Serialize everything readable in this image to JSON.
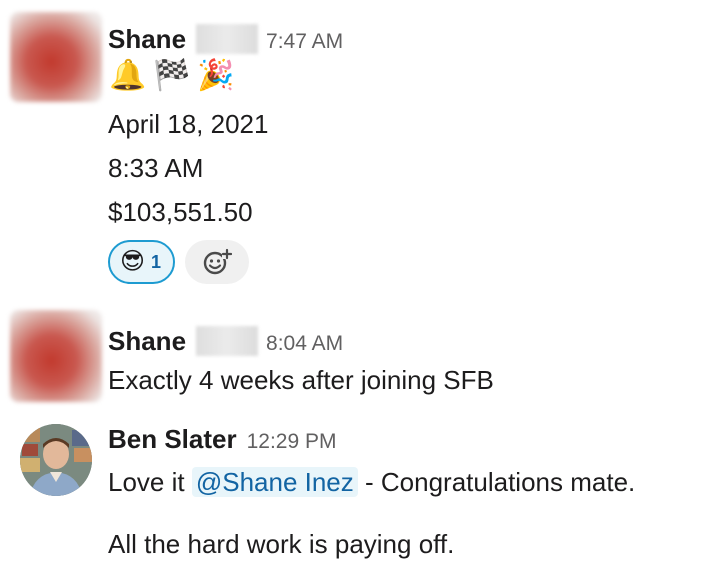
{
  "messages": [
    {
      "author": "Shane",
      "time": "7:47 AM",
      "emojis": [
        "🔔",
        "🏁",
        "🎉"
      ],
      "lines": [
        "April 18, 2021",
        "8:33 AM",
        "$103,551.50"
      ],
      "reaction": {
        "emoji": "😎",
        "count": "1"
      }
    },
    {
      "author": "Shane",
      "time": "8:04 AM",
      "lines": [
        "Exactly 4 weeks after joining SFB"
      ]
    },
    {
      "author": "Ben Slater",
      "time": "12:29 PM",
      "text_before": "Love it ",
      "mention": "@Shane Inez",
      "text_after": " - Congratulations mate.",
      "line2": "All the hard work is paying off."
    }
  ],
  "colors": {
    "text": "#1d1c1d",
    "timestamp": "#616061",
    "reaction_border": "#1d9bd1",
    "reaction_bg": "#e8f5fa",
    "mention_text": "#1264a3"
  },
  "icons": {
    "add_reaction": "add-reaction-icon"
  }
}
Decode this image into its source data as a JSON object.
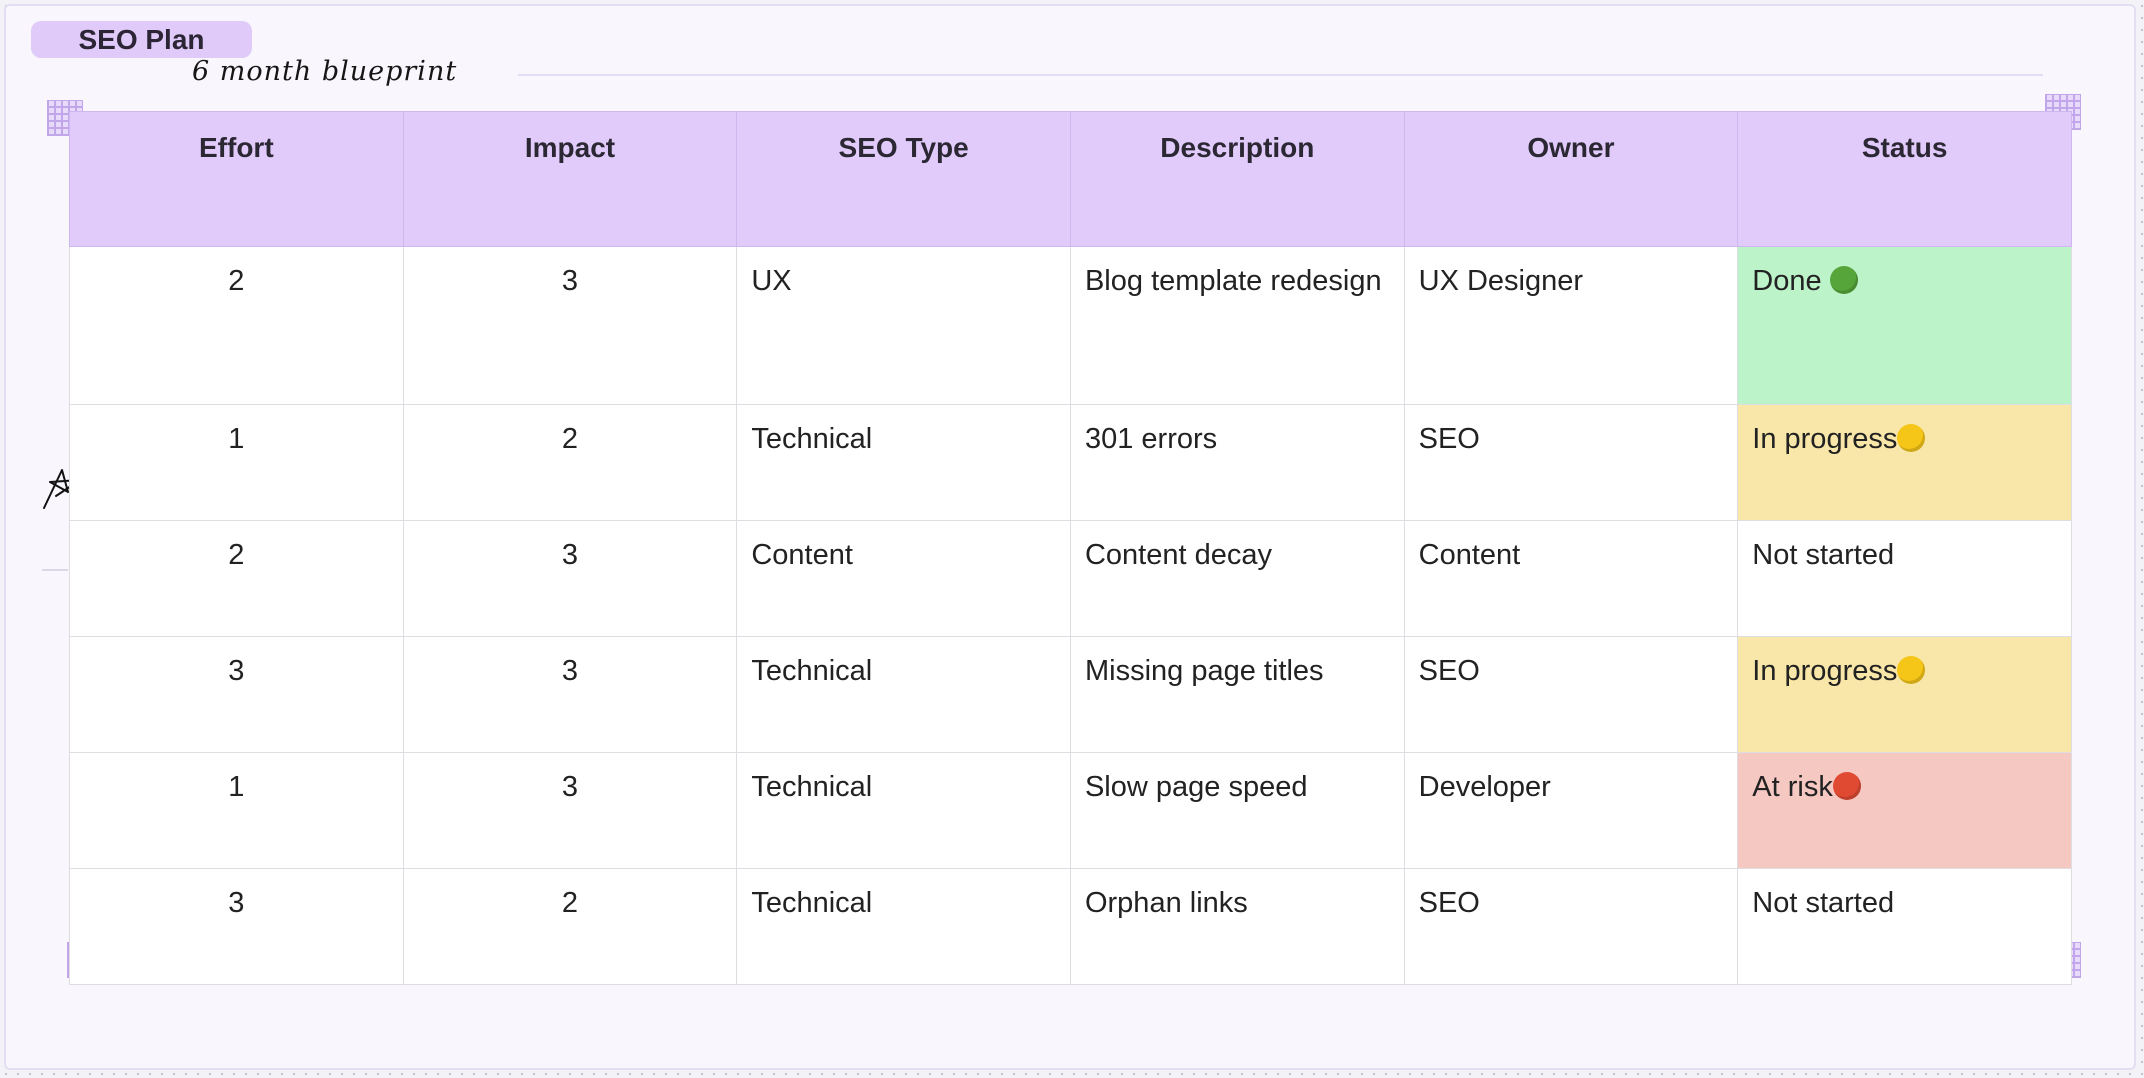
{
  "header": {
    "tag": "SEO Plan",
    "subtitle": "6 month blueprint"
  },
  "table": {
    "columns": [
      "Effort",
      "Impact",
      "SEO Type",
      "Description",
      "Owner",
      "Status"
    ],
    "rows": [
      {
        "effort": "2",
        "impact": "3",
        "type": "UX",
        "description": "Blog template redesign",
        "owner": "UX Designer",
        "status": "Done ",
        "status_key": "done"
      },
      {
        "effort": "1",
        "impact": "2",
        "type": "Technical",
        "description": "301 errors",
        "owner": "SEO",
        "status": "In progress",
        "status_key": "progress"
      },
      {
        "effort": "2",
        "impact": "3",
        "type": "Content",
        "description": "Content decay",
        "owner": "Content",
        "status": "Not started",
        "status_key": "none"
      },
      {
        "effort": "3",
        "impact": "3",
        "type": "Technical",
        "description": "Missing page titles",
        "owner": "SEO",
        "status": "In progress",
        "status_key": "progress"
      },
      {
        "effort": "1",
        "impact": "3",
        "type": "Technical",
        "description": "Slow page speed",
        "owner": "Developer",
        "status": "At risk",
        "status_key": "risk"
      },
      {
        "effort": "3",
        "impact": "2",
        "type": "Technical",
        "description": "Orphan links",
        "owner": "SEO",
        "status": "Not started",
        "status_key": "none"
      }
    ]
  },
  "colors": {
    "done": "#bdf3c9",
    "progress": "#f9e7a9",
    "risk": "#f5c8c2",
    "header": "#e1cbfb",
    "dot_green": "#56a53a",
    "dot_yellow": "#f5c518",
    "dot_red": "#e04a33"
  },
  "icons": {
    "cursor": "pen-star-cursor-icon",
    "dot_done": "green-circle-icon",
    "dot_progress": "yellow-circle-icon",
    "dot_risk": "red-circle-icon"
  }
}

*TO BE DONE:* Output all of the data exactly as it stands, minus any images.

*SOLUTION TO THE EXERCISE:*
Serialize everything readable in this image to JSON.
{
  "messages": [
    {
      "author": "Shane",
      "time": "7:47 AM",
      "emojis": [
        "🔔",
        "🏁",
        "🎉"
      ],
      "lines": [
        "April 18, 2021",
        "8:33 AM",
        "$103,551.50"
      ],
      "reaction": {
        "emoji": "😎",
        "count": "1"
      }
    },
    {
      "author": "Shane",
      "time": "8:04 AM",
      "lines": [
        "Exactly 4 weeks after joining SFB"
      ]
    },
    {
      "author": "Ben Slater",
      "time": "12:29 PM",
      "text_before": "Love it ",
      "mention": "@Shane Inez",
      "text_after": " - Congratulations mate.",
      "line2": "All the hard work is paying off."
    }
  ],
  "colors": {
    "text": "#1d1c1d",
    "timestamp": "#616061",
    "reaction_border": "#1d9bd1",
    "reaction_bg": "#e8f5fa",
    "mention_text": "#1264a3"
  },
  "icons": {
    "add_reaction": "add-reaction-icon"
  }
}
Decode this image into its source data as a JSON object.
{
  "header": {
    "tag": "SEO Plan",
    "subtitle": "6 month blueprint"
  },
  "table": {
    "columns": [
      "Effort",
      "Impact",
      "SEO Type",
      "Description",
      "Owner",
      "Status"
    ],
    "rows": [
      {
        "effort": "2",
        "impact": "3",
        "type": "UX",
        "description": "Blog template redesign",
        "owner": "UX Designer",
        "status": "Done ",
        "status_key": "done"
      },
      {
        "effort": "1",
        "impact": "2",
        "type": "Technical",
        "description": "301 errors",
        "owner": "SEO",
        "status": "In progress",
        "status_key": "progress"
      },
      {
        "effort": "2",
        "impact": "3",
        "type": "Content",
        "description": "Content decay",
        "owner": "Content",
        "status": "Not started",
        "status_key": "none"
      },
      {
        "effort": "3",
        "impact": "3",
        "type": "Technical",
        "description": "Missing page titles",
        "owner": "SEO",
        "status": "In progress",
        "status_key": "progress"
      },
      {
        "effort": "1",
        "impact": "3",
        "type": "Technical",
        "description": "Slow page speed",
        "owner": "Developer",
        "status": "At risk",
        "status_key": "risk"
      },
      {
        "effort": "3",
        "impact": "2",
        "type": "Technical",
        "description": "Orphan links",
        "owner": "SEO",
        "status": "Not started",
        "status_key": "none"
      }
    ]
  },
  "colors": {
    "done": "#bdf3c9",
    "progress": "#f9e7a9",
    "risk": "#f5c8c2",
    "header": "#e1cbfb",
    "dot_green": "#56a53a",
    "dot_yellow": "#f5c518",
    "dot_red": "#e04a33"
  },
  "icons": {
    "cursor": "pen-star-cursor-icon",
    "dot_done": "green-circle-icon",
    "dot_progress": "yellow-circle-icon",
    "dot_risk": "red-circle-icon"
  }
}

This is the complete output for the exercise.